Data lines:
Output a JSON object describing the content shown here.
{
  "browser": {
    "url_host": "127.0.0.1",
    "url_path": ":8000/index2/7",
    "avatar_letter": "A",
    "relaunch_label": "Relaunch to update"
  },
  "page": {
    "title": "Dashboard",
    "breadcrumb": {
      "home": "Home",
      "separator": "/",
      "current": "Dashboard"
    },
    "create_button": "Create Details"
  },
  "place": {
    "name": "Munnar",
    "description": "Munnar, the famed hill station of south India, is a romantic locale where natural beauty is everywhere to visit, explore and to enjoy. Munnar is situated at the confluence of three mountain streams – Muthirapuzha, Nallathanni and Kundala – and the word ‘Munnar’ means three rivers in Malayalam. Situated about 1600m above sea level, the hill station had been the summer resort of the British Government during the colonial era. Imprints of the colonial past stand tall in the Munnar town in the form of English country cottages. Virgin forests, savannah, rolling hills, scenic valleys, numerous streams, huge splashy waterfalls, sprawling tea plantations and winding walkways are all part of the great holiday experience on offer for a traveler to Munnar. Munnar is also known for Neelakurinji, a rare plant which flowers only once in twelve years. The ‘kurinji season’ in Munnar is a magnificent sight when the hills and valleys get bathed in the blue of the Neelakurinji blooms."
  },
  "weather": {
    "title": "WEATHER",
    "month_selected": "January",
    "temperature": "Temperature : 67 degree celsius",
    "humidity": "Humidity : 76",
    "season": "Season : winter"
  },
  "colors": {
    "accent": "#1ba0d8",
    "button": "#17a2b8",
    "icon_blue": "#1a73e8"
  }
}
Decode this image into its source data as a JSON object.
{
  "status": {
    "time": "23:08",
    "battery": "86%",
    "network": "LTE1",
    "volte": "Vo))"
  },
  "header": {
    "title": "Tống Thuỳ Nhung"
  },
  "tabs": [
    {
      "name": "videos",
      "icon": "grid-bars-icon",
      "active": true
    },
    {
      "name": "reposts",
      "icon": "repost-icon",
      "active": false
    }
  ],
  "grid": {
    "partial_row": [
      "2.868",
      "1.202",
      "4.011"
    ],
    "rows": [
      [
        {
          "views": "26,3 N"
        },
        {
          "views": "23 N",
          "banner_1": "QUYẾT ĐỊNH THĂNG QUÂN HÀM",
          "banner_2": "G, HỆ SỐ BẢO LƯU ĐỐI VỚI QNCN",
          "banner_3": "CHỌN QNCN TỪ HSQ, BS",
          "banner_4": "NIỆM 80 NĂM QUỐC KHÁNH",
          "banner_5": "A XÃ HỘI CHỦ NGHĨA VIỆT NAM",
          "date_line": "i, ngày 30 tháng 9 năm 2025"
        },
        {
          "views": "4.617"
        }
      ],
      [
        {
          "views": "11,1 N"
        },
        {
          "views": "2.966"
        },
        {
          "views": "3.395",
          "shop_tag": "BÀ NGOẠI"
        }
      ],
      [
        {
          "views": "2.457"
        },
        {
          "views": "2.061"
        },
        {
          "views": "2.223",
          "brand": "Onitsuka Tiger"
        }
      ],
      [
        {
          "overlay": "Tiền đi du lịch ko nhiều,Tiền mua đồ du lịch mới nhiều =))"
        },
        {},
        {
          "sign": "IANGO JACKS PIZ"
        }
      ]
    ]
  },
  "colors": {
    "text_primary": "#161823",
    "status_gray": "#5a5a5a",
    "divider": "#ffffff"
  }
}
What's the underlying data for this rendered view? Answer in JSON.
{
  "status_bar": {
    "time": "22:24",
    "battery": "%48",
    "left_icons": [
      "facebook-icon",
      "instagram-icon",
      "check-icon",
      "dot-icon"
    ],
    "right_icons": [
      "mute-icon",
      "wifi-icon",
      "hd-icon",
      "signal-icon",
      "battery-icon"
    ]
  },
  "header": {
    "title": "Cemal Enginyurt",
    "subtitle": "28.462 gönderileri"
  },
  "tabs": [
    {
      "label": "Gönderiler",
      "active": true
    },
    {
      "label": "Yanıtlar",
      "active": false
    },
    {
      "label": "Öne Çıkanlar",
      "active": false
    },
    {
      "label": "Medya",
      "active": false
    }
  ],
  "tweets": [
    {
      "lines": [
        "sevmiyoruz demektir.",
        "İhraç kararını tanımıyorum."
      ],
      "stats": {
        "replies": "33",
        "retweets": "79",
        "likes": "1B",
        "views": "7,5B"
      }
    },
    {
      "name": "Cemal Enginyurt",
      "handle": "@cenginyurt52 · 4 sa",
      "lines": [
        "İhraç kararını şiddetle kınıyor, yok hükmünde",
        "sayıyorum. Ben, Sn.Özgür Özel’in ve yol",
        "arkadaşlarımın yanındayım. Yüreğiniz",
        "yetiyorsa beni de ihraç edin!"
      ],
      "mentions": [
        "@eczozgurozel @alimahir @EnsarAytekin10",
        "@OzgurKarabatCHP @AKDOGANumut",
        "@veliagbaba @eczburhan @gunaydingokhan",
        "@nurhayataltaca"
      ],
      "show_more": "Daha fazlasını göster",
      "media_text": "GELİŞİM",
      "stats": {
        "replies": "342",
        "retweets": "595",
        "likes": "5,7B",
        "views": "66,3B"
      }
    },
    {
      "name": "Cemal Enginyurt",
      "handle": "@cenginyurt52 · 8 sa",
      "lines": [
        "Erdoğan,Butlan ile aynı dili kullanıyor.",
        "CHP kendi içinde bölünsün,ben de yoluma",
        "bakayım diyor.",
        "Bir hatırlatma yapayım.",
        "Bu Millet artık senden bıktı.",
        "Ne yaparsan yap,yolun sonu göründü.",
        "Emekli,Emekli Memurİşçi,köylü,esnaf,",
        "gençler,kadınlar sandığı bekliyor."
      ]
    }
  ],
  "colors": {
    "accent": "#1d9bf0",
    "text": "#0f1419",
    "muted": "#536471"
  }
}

Goal:
Retype the material in full, character for character.

Written solution:
Output a JSON object describing the content shown here.
{
  "browser": {
    "url_host": "127.0.0.1",
    "url_path": ":8000/index2/7",
    "avatar_letter": "A",
    "relaunch_label": "Relaunch to update"
  },
  "page": {
    "title": "Dashboard",
    "breadcrumb": {
      "home": "Home",
      "separator": "/",
      "current": "Dashboard"
    },
    "create_button": "Create Details"
  },
  "place": {
    "name": "Munnar",
    "description": "Munnar, the famed hill station of south India, is a romantic locale where natural beauty is everywhere to visit, explore and to enjoy. Munnar is situated at the confluence of three mountain streams – Muthirapuzha, Nallathanni and Kundala – and the word ‘Munnar’ means three rivers in Malayalam. Situated about 1600m above sea level, the hill station had been the summer resort of the British Government during the colonial era. Imprints of the colonial past stand tall in the Munnar town in the form of English country cottages. Virgin forests, savannah, rolling hills, scenic valleys, numerous streams, huge splashy waterfalls, sprawling tea plantations and winding walkways are all part of the great holiday experience on offer for a traveler to Munnar. Munnar is also known for Neelakurinji, a rare plant which flowers only once in twelve years. The ‘kurinji season’ in Munnar is a magnificent sight when the hills and valleys get bathed in the blue of the Neelakurinji blooms."
  },
  "weather": {
    "title": "WEATHER",
    "month_selected": "January",
    "temperature": "Temperature : 67 degree celsius",
    "humidity": "Humidity : 76",
    "season": "Season : winter"
  },
  "colors": {
    "accent": "#1ba0d8",
    "button": "#17a2b8",
    "icon_blue": "#1a73e8"
  }
}
Decode this image into its source data as a JSON object.
{
  "status": {
    "time": "23:08",
    "battery": "86%",
    "network": "LTE1",
    "volte": "Vo))"
  },
  "header": {
    "title": "Tống Thuỳ Nhung"
  },
  "tabs": [
    {
      "name": "videos",
      "icon": "grid-bars-icon",
      "active": true
    },
    {
      "name": "reposts",
      "icon": "repost-icon",
      "active": false
    }
  ],
  "grid": {
    "partial_row": [
      "2.868",
      "1.202",
      "4.011"
    ],
    "rows": [
      [
        {
          "views": "26,3 N"
        },
        {
          "views": "23 N",
          "banner_1": "QUYẾT ĐỊNH THĂNG QUÂN HÀM",
          "banner_2": "G, HỆ SỐ BẢO LƯU ĐỐI VỚI QNCN",
          "banner_3": "CHỌN QNCN TỪ HSQ, BS",
          "banner_4": "NIỆM 80 NĂM QUỐC KHÁNH",
          "banner_5": "A XÃ HỘI CHỦ NGHĨA VIỆT NAM",
          "date_line": "i, ngày 30 tháng 9 năm 2025"
        },
        {
          "views": "4.617"
        }
      ],
      [
        {
          "views": "11,1 N"
        },
        {
          "views": "2.966"
        },
        {
          "views": "3.395",
          "shop_tag": "BÀ NGOẠI"
        }
      ],
      [
        {
          "views": "2.457"
        },
        {
          "views": "2.061"
        },
        {
          "views": "2.223",
          "brand": "Onitsuka Tiger"
        }
      ],
      [
        {
          "overlay": "Tiền đi du lịch ko nhiều,Tiền mua đồ du lịch mới nhiều =))"
        },
        {},
        {
          "sign": "IANGO JACKS PIZ"
        }
      ]
    ]
  },
  "colors": {
    "text_primary": "#161823",
    "status_gray": "#5a5a5a",
    "divider": "#ffffff"
  }
}
What's the underlying data for this rendered view? Answer in JSON.
{
  "status_bar": {
    "time": "22:24",
    "battery": "%48",
    "left_icons": [
      "facebook-icon",
      "instagram-icon",
      "check-icon",
      "dot-icon"
    ],
    "right_icons": [
      "mute-icon",
      "wifi-icon",
      "hd-icon",
      "signal-icon",
      "battery-icon"
    ]
  },
  "header": {
    "title": "Cemal Enginyurt",
    "subtitle": "28.462 gönderileri"
  },
  "tabs": [
    {
      "label": "Gönderiler",
      "active": true
    },
    {
      "label": "Yanıtlar",
      "active": false
    },
    {
      "label": "Öne Çıkanlar",
      "active": false
    },
    {
      "label": "Medya",
      "active": false
    }
  ],
  "tweets": [
    {
      "lines": [
        "sevmiyoruz demektir.",
        "İhraç kararını tanımıyorum."
      ],
      "stats": {
        "replies": "33",
        "retweets": "79",
        "likes": "1B",
        "views": "7,5B"
      }
    },
    {
      "name": "Cemal Enginyurt",
      "handle": "@cenginyurt52 · 4 sa",
      "lines": [
        "İhraç kararını şiddetle kınıyor, yok hükmünde",
        "sayıyorum. Ben, Sn.Özgür Özel’in ve yol",
        "arkadaşlarımın yanındayım. Yüreğiniz",
        "yetiyorsa beni de ihraç edin!"
      ],
      "mentions": [
        "@eczozgurozel @alimahir @EnsarAytekin10",
        "@OzgurKarabatCHP @AKDOGANumut",
        "@veliagbaba @eczburhan @gunaydingokhan",
        "@nurhayataltaca"
      ],
      "show_more": "Daha fazlasını göster",
      "media_text": "GELİŞİM",
      "stats": {
        "replies": "342",
        "retweets": "595",
        "likes": "5,7B",
        "views": "66,3B"
      }
    },
    {
      "name": "Cemal Enginyurt",
      "handle": "@cenginyurt52 · 8 sa",
      "lines": [
        "Erdoğan,Butlan ile aynı dili kullanıyor.",
        "CHP kendi içinde bölünsün,ben de yoluma",
        "bakayım diyor.",
        "Bir hatırlatma yapayım.",
        "Bu Millet artık senden bıktı.",
        "Ne yaparsan yap,yolun sonu göründü.",
        "Emekli,Emekli Memurİşçi,köylü,esnaf,",
        "gençler,kadınlar sandığı bekliyor."
      ]
    }
  ],
  "colors": {
    "accent": "#1d9bf0",
    "text": "#0f1419",
    "muted": "#536471"
  }
}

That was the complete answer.